→ Short problem A: In the passage on the authentication protocol, what does the server never do first?
→ Short problem B: Copy the entries word for word, from the first line of the entries through the line holding "staticText: PQRS [101,508,157,534]", inclusive.

→ Document segment:
Furthermore, Daniel's protocol generates a hash based on a server-provided nonce, server's IP, client's IP, and the secret password. However, a man-in-the-middle (MITM) will have access to two of these parameters, thereby reducing the usefulness of these additional parameters. In his desire to eliminate an MITM, Daniel inserts the client's IP address into some kind of hash. In many cases, the client will be behind a NAT router and will not know the public IP address that the server will see. The Mithra protocol as implemented will fail in this fairly common case. In general, the IP addresses are not a very reliable way to verify with whom you are communicating, and should be avoided. Daniel acknowledges this later in the article.
I once had to design a simple protocol for a product long since forgotten, and used the following approach that achieves similar goals in a simpler manner:
1. Decide on a username and a master key to be provided to the client via e-mail, fax, and so on. The server keeps the username and password in a database.
2. When the client wants to communicate with the server, it sends in only the username to initiate contact. The server never initiates contact first.
3. The server looks up the username and retrieves the corresponding password. It prepares a response packet and encrypts it with the master password. The encrypted packet is then sent to the client.

→ Exercise material:
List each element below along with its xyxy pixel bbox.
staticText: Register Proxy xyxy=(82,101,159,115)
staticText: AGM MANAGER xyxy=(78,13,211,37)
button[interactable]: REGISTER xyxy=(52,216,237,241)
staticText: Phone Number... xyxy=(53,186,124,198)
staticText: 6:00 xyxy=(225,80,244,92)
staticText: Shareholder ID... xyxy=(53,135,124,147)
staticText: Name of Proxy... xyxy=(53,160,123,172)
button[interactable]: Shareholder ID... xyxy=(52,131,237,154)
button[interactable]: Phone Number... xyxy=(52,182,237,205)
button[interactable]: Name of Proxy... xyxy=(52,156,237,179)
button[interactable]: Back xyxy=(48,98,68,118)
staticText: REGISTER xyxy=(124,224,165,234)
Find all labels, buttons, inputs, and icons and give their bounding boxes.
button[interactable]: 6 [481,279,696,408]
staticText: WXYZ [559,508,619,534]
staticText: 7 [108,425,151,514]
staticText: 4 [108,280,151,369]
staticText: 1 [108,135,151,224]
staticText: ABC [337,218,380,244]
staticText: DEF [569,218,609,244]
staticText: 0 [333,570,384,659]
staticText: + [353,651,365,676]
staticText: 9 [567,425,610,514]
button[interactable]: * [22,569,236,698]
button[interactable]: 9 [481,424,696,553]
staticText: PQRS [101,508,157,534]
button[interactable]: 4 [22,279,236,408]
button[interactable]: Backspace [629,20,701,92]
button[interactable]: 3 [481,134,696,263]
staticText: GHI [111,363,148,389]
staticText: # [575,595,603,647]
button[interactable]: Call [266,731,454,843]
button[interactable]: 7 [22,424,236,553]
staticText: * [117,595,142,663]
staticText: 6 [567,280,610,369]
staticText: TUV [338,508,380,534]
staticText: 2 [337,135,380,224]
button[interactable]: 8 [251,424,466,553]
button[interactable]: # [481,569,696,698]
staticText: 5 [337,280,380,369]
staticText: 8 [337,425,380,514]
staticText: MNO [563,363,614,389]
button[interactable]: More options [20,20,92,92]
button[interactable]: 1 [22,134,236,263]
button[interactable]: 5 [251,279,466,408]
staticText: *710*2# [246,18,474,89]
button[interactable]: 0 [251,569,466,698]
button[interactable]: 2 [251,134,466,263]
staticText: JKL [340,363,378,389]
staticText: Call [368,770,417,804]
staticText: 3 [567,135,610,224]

→ Exercise answer A: The server never initiates contact first.

→ Exercise answer B:
List each element below along with its xyxy pixel bbox.
staticText: Register Proxy xyxy=(82,101,159,115)
staticText: AGM MANAGER xyxy=(78,13,211,37)
button[interactable]: REGISTER xyxy=(52,216,237,241)
staticText: Phone Number... xyxy=(53,186,124,198)
staticText: 6:00 xyxy=(225,80,244,92)
staticText: Shareholder ID... xyxy=(53,135,124,147)
staticText: Name of Proxy... xyxy=(53,160,123,172)
button[interactable]: Shareholder ID... xyxy=(52,131,237,154)
button[interactable]: Phone Number... xyxy=(52,182,237,205)
button[interactable]: Name of Proxy... xyxy=(52,156,237,179)
button[interactable]: Back xyxy=(48,98,68,118)
staticText: REGISTER xyxy=(124,224,165,234)
Find all labels, buttons, inputs, and icons and give their bounding boxes.
button[interactable]: 6 [481,279,696,408]
staticText: WXYZ [559,508,619,534]
staticText: 7 [108,425,151,514]
staticText: 4 [108,280,151,369]
staticText: 1 [108,135,151,224]
staticText: ABC [337,218,380,244]
staticText: DEF [569,218,609,244]
staticText: 0 [333,570,384,659]
staticText: + [353,651,365,676]
staticText: 9 [567,425,610,514]
button[interactable]: * [22,569,236,698]
button[interactable]: 9 [481,424,696,553]
staticText: PQRS [101,508,157,534]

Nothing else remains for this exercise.